## RECORDS SUPPLIED
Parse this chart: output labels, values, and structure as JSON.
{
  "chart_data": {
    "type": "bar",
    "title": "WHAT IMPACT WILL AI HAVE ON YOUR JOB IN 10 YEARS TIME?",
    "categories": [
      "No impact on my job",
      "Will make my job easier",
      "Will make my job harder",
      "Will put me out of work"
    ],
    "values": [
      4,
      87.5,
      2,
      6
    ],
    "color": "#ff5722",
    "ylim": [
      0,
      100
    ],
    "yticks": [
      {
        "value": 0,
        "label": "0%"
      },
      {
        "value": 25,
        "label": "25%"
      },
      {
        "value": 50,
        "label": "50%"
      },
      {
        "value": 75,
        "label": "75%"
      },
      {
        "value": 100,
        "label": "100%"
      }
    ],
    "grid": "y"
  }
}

## TASK REQUIREMENTS
Transcribe every line of the data, exactly as it stands.

## FULL SOLUTION
Parse this chart: output labels, values, and structure as JSON.
{
  "chart_data": {
    "type": "bar",
    "title": "WHAT IMPACT WILL AI HAVE ON YOUR JOB IN 10 YEARS TIME?",
    "categories": [
      "No impact on my job",
      "Will make my job easier",
      "Will make my job harder",
      "Will put me out of work"
    ],
    "values": [
      4,
      87.5,
      2,
      6
    ],
    "color": "#ff5722",
    "ylim": [
      0,
      100
    ],
    "yticks": [
      {
        "value": 0,
        "label": "0%"
      },
      {
        "value": 25,
        "label": "25%"
      },
      {
        "value": 50,
        "label": "50%"
      },
      {
        "value": 75,
        "label": "75%"
      },
      {
        "value": 100,
        "label": "100%"
      }
    ],
    "grid": "y"
  }
}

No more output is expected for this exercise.